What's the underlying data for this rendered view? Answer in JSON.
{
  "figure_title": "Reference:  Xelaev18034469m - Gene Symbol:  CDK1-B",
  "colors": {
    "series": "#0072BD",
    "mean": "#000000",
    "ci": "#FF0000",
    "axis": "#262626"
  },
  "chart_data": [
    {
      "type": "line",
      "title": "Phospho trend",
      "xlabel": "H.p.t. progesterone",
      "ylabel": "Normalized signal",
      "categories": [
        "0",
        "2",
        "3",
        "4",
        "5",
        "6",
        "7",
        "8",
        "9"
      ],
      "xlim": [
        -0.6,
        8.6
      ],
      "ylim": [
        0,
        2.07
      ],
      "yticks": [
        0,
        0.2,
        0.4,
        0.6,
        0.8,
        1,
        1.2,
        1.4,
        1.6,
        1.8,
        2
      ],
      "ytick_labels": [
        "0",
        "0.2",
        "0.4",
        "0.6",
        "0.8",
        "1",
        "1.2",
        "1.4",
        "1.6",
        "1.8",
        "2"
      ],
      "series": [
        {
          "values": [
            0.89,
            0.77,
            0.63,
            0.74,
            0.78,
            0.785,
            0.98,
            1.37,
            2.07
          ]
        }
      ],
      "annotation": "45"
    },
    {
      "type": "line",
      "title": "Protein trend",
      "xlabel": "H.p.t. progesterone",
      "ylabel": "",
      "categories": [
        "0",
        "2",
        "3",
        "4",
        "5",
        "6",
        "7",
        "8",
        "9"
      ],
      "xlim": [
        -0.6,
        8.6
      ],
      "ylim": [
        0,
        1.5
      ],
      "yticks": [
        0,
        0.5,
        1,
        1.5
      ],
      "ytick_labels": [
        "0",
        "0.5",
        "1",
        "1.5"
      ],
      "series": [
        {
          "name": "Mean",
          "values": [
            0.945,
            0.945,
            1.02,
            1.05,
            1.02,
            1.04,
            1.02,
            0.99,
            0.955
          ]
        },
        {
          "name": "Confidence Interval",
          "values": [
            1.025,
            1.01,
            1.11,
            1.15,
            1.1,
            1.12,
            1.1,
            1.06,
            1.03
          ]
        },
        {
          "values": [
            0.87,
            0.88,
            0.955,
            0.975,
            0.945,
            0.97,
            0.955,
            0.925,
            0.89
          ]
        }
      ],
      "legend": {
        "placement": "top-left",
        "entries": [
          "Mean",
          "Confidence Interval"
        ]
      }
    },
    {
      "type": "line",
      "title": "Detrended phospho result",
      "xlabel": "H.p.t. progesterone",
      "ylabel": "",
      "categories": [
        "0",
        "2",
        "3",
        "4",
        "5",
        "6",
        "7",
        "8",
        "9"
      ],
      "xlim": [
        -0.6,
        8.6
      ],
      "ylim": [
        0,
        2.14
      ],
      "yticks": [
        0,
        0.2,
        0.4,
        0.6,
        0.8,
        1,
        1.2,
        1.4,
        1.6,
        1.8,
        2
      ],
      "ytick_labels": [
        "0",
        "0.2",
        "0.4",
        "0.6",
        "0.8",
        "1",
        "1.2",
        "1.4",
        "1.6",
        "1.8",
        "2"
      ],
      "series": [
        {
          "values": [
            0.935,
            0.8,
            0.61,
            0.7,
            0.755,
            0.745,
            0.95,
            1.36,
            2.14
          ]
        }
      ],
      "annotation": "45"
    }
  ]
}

▶ **YOUR OBJECTIVE**
Repeat the listing in full so that each line matches exactly.

▶ **ANSWER TO THIS EXERCISE**
What's the underlying data for this rendered view? Answer in JSON.
{
  "figure_title": "Reference:  Xelaev18034469m - Gene Symbol:  CDK1-B",
  "colors": {
    "series": "#0072BD",
    "mean": "#000000",
    "ci": "#FF0000",
    "axis": "#262626"
  },
  "chart_data": [
    {
      "type": "line",
      "title": "Phospho trend",
      "xlabel": "H.p.t. progesterone",
      "ylabel": "Normalized signal",
      "categories": [
        "0",
        "2",
        "3",
        "4",
        "5",
        "6",
        "7",
        "8",
        "9"
      ],
      "xlim": [
        -0.6,
        8.6
      ],
      "ylim": [
        0,
        2.07
      ],
      "yticks": [
        0,
        0.2,
        0.4,
        0.6,
        0.8,
        1,
        1.2,
        1.4,
        1.6,
        1.8,
        2
      ],
      "ytick_labels": [
        "0",
        "0.2",
        "0.4",
        "0.6",
        "0.8",
        "1",
        "1.2",
        "1.4",
        "1.6",
        "1.8",
        "2"
      ],
      "series": [
        {
          "values": [
            0.89,
            0.77,
            0.63,
            0.74,
            0.78,
            0.785,
            0.98,
            1.37,
            2.07
          ]
        }
      ],
      "annotation": "45"
    },
    {
      "type": "line",
      "title": "Protein trend",
      "xlabel": "H.p.t. progesterone",
      "ylabel": "",
      "categories": [
        "0",
        "2",
        "3",
        "4",
        "5",
        "6",
        "7",
        "8",
        "9"
      ],
      "xlim": [
        -0.6,
        8.6
      ],
      "ylim": [
        0,
        1.5
      ],
      "yticks": [
        0,
        0.5,
        1,
        1.5
      ],
      "ytick_labels": [
        "0",
        "0.5",
        "1",
        "1.5"
      ],
      "series": [
        {
          "name": "Mean",
          "values": [
            0.945,
            0.945,
            1.02,
            1.05,
            1.02,
            1.04,
            1.02,
            0.99,
            0.955
          ]
        },
        {
          "name": "Confidence Interval",
          "values": [
            1.025,
            1.01,
            1.11,
            1.15,
            1.1,
            1.12,
            1.1,
            1.06,
            1.03
          ]
        },
        {
          "values": [
            0.87,
            0.88,
            0.955,
            0.975,
            0.945,
            0.97,
            0.955,
            0.925,
            0.89
          ]
        }
      ],
      "legend": {
        "placement": "top-left",
        "entries": [
          "Mean",
          "Confidence Interval"
        ]
      }
    },
    {
      "type": "line",
      "title": "Detrended phospho result",
      "xlabel": "H.p.t. progesterone",
      "ylabel": "",
      "categories": [
        "0",
        "2",
        "3",
        "4",
        "5",
        "6",
        "7",
        "8",
        "9"
      ],
      "xlim": [
        -0.6,
        8.6
      ],
      "ylim": [
        0,
        2.14
      ],
      "yticks": [
        0,
        0.2,
        0.4,
        0.6,
        0.8,
        1,
        1.2,
        1.4,
        1.6,
        1.8,
        2
      ],
      "ytick_labels": [
        "0",
        "0.2",
        "0.4",
        "0.6",
        "0.8",
        "1",
        "1.2",
        "1.4",
        "1.6",
        "1.8",
        "2"
      ],
      "series": [
        {
          "values": [
            0.935,
            0.8,
            0.61,
            0.7,
            0.755,
            0.745,
            0.95,
            1.36,
            2.14
          ]
        }
      ],
      "annotation": "45"
    }
  ]
}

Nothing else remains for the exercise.